RECORDS FOR THE TASK

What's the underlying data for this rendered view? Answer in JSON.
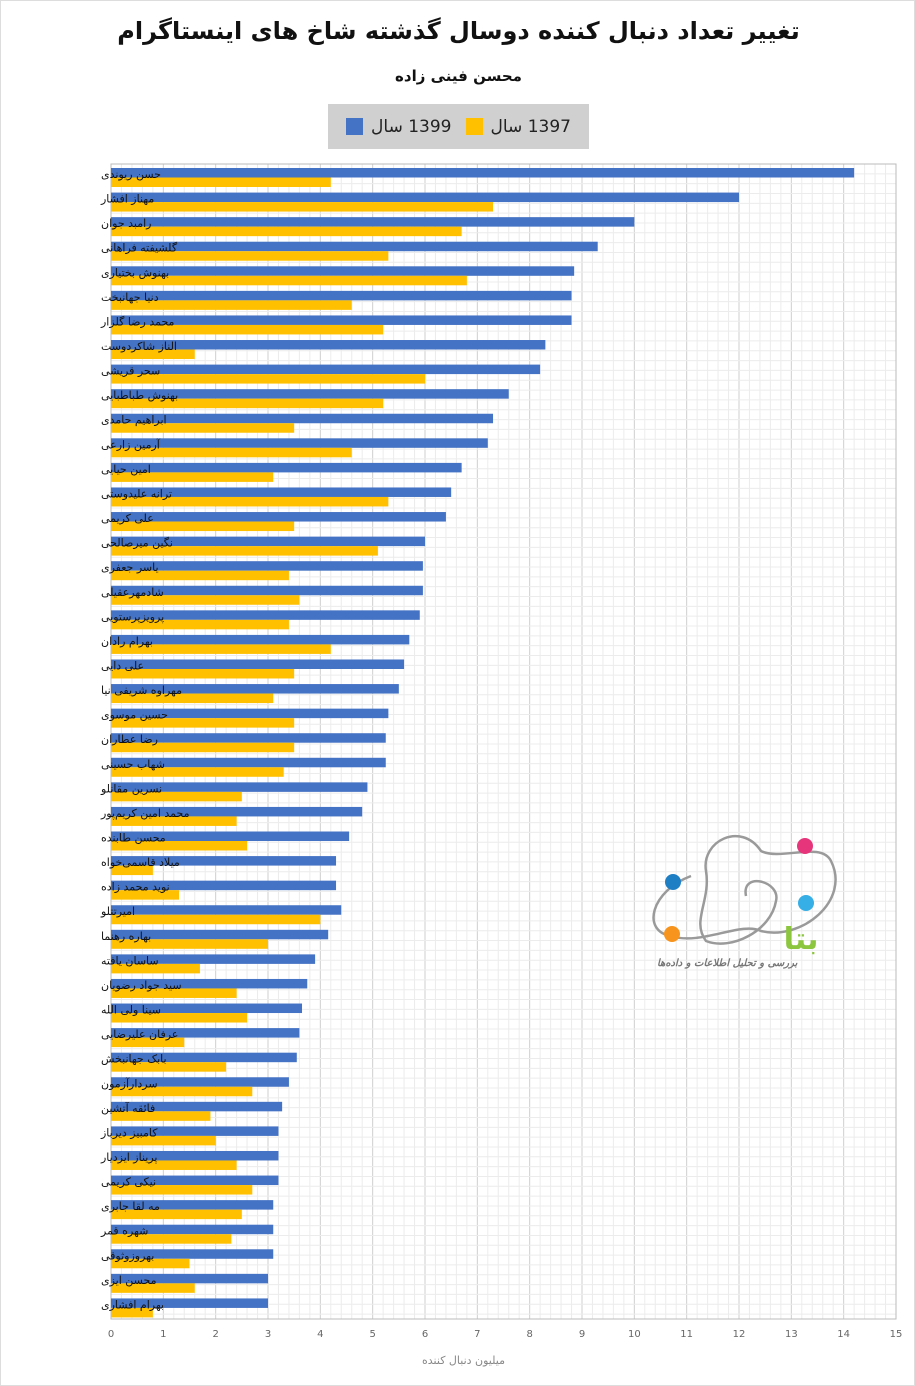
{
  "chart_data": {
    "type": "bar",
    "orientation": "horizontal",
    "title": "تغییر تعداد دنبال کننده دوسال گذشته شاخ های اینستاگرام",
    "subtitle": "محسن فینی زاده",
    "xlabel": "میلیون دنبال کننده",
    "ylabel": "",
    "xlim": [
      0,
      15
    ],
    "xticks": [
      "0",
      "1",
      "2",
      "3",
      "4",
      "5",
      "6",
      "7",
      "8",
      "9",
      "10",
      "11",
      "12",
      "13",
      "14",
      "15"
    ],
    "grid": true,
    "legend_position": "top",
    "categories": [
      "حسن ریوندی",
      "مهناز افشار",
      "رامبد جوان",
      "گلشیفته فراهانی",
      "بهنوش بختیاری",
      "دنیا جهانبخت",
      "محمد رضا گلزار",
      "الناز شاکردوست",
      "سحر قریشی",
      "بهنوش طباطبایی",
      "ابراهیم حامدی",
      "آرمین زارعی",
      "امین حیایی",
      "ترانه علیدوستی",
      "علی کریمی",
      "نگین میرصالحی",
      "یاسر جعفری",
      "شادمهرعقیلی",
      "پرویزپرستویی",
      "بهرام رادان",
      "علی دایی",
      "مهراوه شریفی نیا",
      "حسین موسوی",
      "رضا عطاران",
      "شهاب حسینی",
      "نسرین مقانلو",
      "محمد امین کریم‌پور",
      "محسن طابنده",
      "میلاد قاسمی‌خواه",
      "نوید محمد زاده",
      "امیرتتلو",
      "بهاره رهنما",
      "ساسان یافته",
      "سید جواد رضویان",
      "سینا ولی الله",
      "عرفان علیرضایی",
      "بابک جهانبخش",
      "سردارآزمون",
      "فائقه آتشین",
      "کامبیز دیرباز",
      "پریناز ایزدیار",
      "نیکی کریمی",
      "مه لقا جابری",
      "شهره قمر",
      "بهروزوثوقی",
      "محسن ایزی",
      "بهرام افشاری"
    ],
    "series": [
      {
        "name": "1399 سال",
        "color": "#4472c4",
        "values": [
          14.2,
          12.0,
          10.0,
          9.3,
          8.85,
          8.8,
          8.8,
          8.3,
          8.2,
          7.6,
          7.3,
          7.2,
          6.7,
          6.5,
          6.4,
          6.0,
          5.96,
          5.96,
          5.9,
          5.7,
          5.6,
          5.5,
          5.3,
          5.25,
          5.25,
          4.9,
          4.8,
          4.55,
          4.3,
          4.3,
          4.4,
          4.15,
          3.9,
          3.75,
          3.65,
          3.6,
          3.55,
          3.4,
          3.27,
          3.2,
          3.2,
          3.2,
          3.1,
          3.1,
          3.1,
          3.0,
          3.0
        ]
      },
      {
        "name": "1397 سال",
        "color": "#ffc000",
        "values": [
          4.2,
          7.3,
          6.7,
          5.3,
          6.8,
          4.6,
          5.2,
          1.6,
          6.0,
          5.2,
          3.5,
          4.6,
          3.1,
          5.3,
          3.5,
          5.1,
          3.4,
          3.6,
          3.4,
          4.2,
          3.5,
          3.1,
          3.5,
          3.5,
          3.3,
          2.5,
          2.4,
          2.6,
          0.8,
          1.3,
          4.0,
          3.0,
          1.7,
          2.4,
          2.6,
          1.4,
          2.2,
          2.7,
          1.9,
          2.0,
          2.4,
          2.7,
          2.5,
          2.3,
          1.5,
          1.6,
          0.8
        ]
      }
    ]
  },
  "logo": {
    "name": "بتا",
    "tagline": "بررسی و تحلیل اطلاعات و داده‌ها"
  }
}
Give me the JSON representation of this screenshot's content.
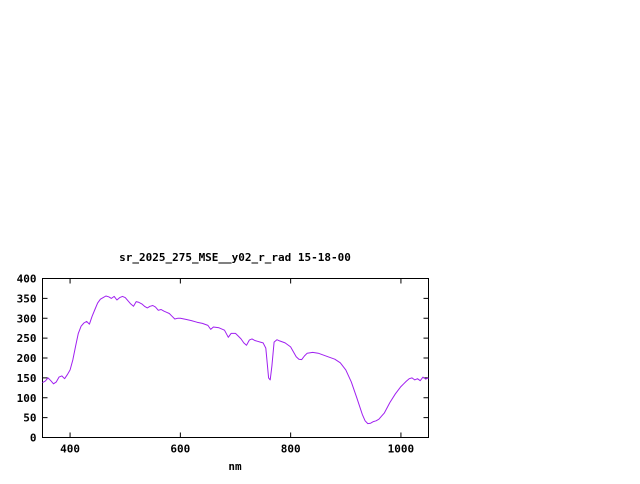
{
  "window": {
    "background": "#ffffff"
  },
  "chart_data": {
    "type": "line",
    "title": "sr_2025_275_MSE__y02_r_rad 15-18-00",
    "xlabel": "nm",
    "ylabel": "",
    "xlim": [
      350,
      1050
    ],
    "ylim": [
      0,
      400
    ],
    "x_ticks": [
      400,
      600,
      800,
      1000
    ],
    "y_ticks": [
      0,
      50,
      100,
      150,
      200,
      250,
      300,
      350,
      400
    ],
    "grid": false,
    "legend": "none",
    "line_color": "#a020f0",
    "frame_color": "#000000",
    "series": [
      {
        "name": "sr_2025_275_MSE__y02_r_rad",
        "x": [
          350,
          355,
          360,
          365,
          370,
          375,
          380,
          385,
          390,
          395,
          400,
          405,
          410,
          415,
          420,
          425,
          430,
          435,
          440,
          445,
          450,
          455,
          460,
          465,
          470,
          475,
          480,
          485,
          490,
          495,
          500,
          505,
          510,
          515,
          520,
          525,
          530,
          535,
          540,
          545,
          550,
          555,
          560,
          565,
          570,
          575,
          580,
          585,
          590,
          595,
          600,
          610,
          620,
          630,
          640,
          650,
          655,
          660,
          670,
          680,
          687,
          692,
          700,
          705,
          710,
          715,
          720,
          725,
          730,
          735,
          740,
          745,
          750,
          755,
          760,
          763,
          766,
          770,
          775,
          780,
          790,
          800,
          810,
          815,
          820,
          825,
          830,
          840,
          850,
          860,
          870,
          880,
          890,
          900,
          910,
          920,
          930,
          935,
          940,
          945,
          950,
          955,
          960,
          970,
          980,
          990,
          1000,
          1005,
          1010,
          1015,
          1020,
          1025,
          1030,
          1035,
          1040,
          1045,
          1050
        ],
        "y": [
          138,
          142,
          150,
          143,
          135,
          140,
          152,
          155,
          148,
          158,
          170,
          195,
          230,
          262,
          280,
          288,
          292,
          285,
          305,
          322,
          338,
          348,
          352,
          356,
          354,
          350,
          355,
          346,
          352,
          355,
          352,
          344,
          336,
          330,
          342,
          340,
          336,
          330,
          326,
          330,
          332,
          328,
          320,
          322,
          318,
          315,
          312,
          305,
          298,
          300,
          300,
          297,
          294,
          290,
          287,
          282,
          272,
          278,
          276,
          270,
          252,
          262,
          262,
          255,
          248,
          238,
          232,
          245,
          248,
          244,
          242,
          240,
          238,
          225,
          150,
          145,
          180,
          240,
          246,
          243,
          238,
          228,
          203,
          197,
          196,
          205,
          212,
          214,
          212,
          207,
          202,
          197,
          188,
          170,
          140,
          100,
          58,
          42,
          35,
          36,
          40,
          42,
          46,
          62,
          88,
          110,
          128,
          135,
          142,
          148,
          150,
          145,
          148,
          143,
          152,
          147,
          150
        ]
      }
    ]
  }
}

PROBLEM TO SOLVE
All preceding records should be duplicated verbatim, images excepted.

ANSWER
What's the underlying data for this rendered view? Answer in JSON.
{
  "chart_data": {
    "type": "bar",
    "orientation": "horizontal",
    "title": "تغییر تعداد دنبال کننده دوسال گذشته شاخ های اینستاگرام",
    "subtitle": "محسن فینی زاده",
    "xlabel": "میلیون دنبال کننده",
    "ylabel": "",
    "xlim": [
      0,
      15
    ],
    "xticks": [
      "0",
      "1",
      "2",
      "3",
      "4",
      "5",
      "6",
      "7",
      "8",
      "9",
      "10",
      "11",
      "12",
      "13",
      "14",
      "15"
    ],
    "grid": true,
    "legend_position": "top",
    "categories": [
      "حسن ریوندی",
      "مهناز افشار",
      "رامبد جوان",
      "گلشیفته فراهانی",
      "بهنوش بختیاری",
      "دنیا جهانبخت",
      "محمد رضا گلزار",
      "الناز شاکردوست",
      "سحر قریشی",
      "بهنوش طباطبایی",
      "ابراهیم حامدی",
      "آرمین زارعی",
      "امین حیایی",
      "ترانه علیدوستی",
      "علی کریمی",
      "نگین میرصالحی",
      "یاسر جعفری",
      "شادمهرعقیلی",
      "پرویزپرستویی",
      "بهرام رادان",
      "علی دایی",
      "مهراوه شریفی نیا",
      "حسین موسوی",
      "رضا عطاران",
      "شهاب حسینی",
      "نسرین مقانلو",
      "محمد امین کریم‌پور",
      "محسن طابنده",
      "میلاد قاسمی‌خواه",
      "نوید محمد زاده",
      "امیرتتلو",
      "بهاره رهنما",
      "ساسان یافته",
      "سید جواد رضویان",
      "سینا ولی الله",
      "عرفان علیرضایی",
      "بابک جهانبخش",
      "سردارآزمون",
      "فائقه آتشین",
      "کامبیز دیرباز",
      "پریناز ایزدیار",
      "نیکی کریمی",
      "مه لقا جابری",
      "شهره قمر",
      "بهروزوثوقی",
      "محسن ایزی",
      "بهرام افشاری"
    ],
    "series": [
      {
        "name": "1399 سال",
        "color": "#4472c4",
        "values": [
          14.2,
          12.0,
          10.0,
          9.3,
          8.85,
          8.8,
          8.8,
          8.3,
          8.2,
          7.6,
          7.3,
          7.2,
          6.7,
          6.5,
          6.4,
          6.0,
          5.96,
          5.96,
          5.9,
          5.7,
          5.6,
          5.5,
          5.3,
          5.25,
          5.25,
          4.9,
          4.8,
          4.55,
          4.3,
          4.3,
          4.4,
          4.15,
          3.9,
          3.75,
          3.65,
          3.6,
          3.55,
          3.4,
          3.27,
          3.2,
          3.2,
          3.2,
          3.1,
          3.1,
          3.1,
          3.0,
          3.0
        ]
      },
      {
        "name": "1397 سال",
        "color": "#ffc000",
        "values": [
          4.2,
          7.3,
          6.7,
          5.3,
          6.8,
          4.6,
          5.2,
          1.6,
          6.0,
          5.2,
          3.5,
          4.6,
          3.1,
          5.3,
          3.5,
          5.1,
          3.4,
          3.6,
          3.4,
          4.2,
          3.5,
          3.1,
          3.5,
          3.5,
          3.3,
          2.5,
          2.4,
          2.6,
          0.8,
          1.3,
          4.0,
          3.0,
          1.7,
          2.4,
          2.6,
          1.4,
          2.2,
          2.7,
          1.9,
          2.0,
          2.4,
          2.7,
          2.5,
          2.3,
          1.5,
          1.6,
          0.8
        ]
      }
    ]
  },
  "logo": {
    "name": "بتا",
    "tagline": "بررسی و تحلیل اطلاعات و داده‌ها"
  }
}
Give me the JSON representation of this screenshot's content.
{
  "window": {
    "background": "#ffffff"
  },
  "chart_data": {
    "type": "line",
    "title": "sr_2025_275_MSE__y02_r_rad 15-18-00",
    "xlabel": "nm",
    "ylabel": "",
    "xlim": [
      350,
      1050
    ],
    "ylim": [
      0,
      400
    ],
    "x_ticks": [
      400,
      600,
      800,
      1000
    ],
    "y_ticks": [
      0,
      50,
      100,
      150,
      200,
      250,
      300,
      350,
      400
    ],
    "grid": false,
    "legend": "none",
    "line_color": "#a020f0",
    "frame_color": "#000000",
    "series": [
      {
        "name": "sr_2025_275_MSE__y02_r_rad",
        "x": [
          350,
          355,
          360,
          365,
          370,
          375,
          380,
          385,
          390,
          395,
          400,
          405,
          410,
          415,
          420,
          425,
          430,
          435,
          440,
          445,
          450,
          455,
          460,
          465,
          470,
          475,
          480,
          485,
          490,
          495,
          500,
          505,
          510,
          515,
          520,
          525,
          530,
          535,
          540,
          545,
          550,
          555,
          560,
          565,
          570,
          575,
          580,
          585,
          590,
          595,
          600,
          610,
          620,
          630,
          640,
          650,
          655,
          660,
          670,
          680,
          687,
          692,
          700,
          705,
          710,
          715,
          720,
          725,
          730,
          735,
          740,
          745,
          750,
          755,
          760,
          763,
          766,
          770,
          775,
          780,
          790,
          800,
          810,
          815,
          820,
          825,
          830,
          840,
          850,
          860,
          870,
          880,
          890,
          900,
          910,
          920,
          930,
          935,
          940,
          945,
          950,
          955,
          960,
          970,
          980,
          990,
          1000,
          1005,
          1010,
          1015,
          1020,
          1025,
          1030,
          1035,
          1040,
          1045,
          1050
        ],
        "y": [
          138,
          142,
          150,
          143,
          135,
          140,
          152,
          155,
          148,
          158,
          170,
          195,
          230,
          262,
          280,
          288,
          292,
          285,
          305,
          322,
          338,
          348,
          352,
          356,
          354,
          350,
          355,
          346,
          352,
          355,
          352,
          344,
          336,
          330,
          342,
          340,
          336,
          330,
          326,
          330,
          332,
          328,
          320,
          322,
          318,
          315,
          312,
          305,
          298,
          300,
          300,
          297,
          294,
          290,
          287,
          282,
          272,
          278,
          276,
          270,
          252,
          262,
          262,
          255,
          248,
          238,
          232,
          245,
          248,
          244,
          242,
          240,
          238,
          225,
          150,
          145,
          180,
          240,
          246,
          243,
          238,
          228,
          203,
          197,
          196,
          205,
          212,
          214,
          212,
          207,
          202,
          197,
          188,
          170,
          140,
          100,
          58,
          42,
          35,
          36,
          40,
          42,
          46,
          62,
          88,
          110,
          128,
          135,
          142,
          148,
          150,
          145,
          148,
          143,
          152,
          147,
          150
        ]
      }
    ]
  }
}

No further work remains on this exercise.